§ **What to do**:
Copy the data precisely, keeping every character.
────────────────
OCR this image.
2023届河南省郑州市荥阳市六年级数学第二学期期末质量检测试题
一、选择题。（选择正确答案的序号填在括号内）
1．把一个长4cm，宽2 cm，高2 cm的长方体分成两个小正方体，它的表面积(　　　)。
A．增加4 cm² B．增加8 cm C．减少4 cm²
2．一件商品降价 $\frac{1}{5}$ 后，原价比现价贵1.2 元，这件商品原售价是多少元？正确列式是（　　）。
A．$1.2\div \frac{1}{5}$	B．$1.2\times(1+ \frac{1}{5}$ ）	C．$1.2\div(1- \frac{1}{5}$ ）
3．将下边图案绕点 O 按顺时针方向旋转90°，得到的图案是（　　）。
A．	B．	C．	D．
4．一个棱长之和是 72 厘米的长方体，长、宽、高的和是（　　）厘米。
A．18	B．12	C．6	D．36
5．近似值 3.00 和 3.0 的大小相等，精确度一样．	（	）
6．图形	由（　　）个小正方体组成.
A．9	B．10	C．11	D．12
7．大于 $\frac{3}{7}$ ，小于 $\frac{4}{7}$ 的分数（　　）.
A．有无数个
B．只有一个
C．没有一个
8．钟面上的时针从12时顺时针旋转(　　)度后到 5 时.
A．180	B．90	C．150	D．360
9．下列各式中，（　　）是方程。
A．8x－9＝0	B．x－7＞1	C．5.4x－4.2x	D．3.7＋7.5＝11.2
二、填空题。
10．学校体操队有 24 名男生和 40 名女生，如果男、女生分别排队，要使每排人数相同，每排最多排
────────────────
§ **Written reply**:
OCR this image.
2023届河南省郑州市荥阳市六年级数学第二学期期末质量检测试题
一、选择题。（选择正确答案的序号填在括号内）
1．把一个长4cm，宽2 cm，高2 cm的长方体分成两个小正方体，它的表面积(　　　)。
A．增加4 cm² B．增加8 cm C．减少4 cm²
2．一件商品降价 $\frac{1}{5}$ 后，原价比现价贵1.2 元，这件商品原售价是多少元？正确列式是（　　）。
A．$1.2\div \frac{1}{5}$	B．$1.2\times(1+ \frac{1}{5}$ ）	C．$1.2\div(1- \frac{1}{5}$ ）
3．将下边图案绕点 O 按顺时针方向旋转90°，得到的图案是（　　）。
A．	B．	C．	D．
4．一个棱长之和是 72 厘米的长方体，长、宽、高的和是（　　）厘米。
A．18	B．12	C．6	D．36
5．近似值 3.00 和 3.0 的大小相等，精确度一样．	（	）
6．图形	由（　　）个小正方体组成.
A．9	B．10	C．11	D．12
7．大于 $\frac{3}{7}$ ，小于 $\frac{4}{7}$ 的分数（　　）.
A．有无数个
B．只有一个
C．没有一个
8．钟面上的时针从12时顺时针旋转(　　)度后到 5 时.
A．180	B．90	C．150	D．360
9．下列各式中，（　　）是方程。
A．8x－9＝0	B．x－7＞1	C．5.4x－4.2x	D．3.7＋7.5＝11.2
二、填空题。
10．学校体操队有 24 名男生和 40 名女生，如果男、女生分别排队，要使每排人数相同，每排最多排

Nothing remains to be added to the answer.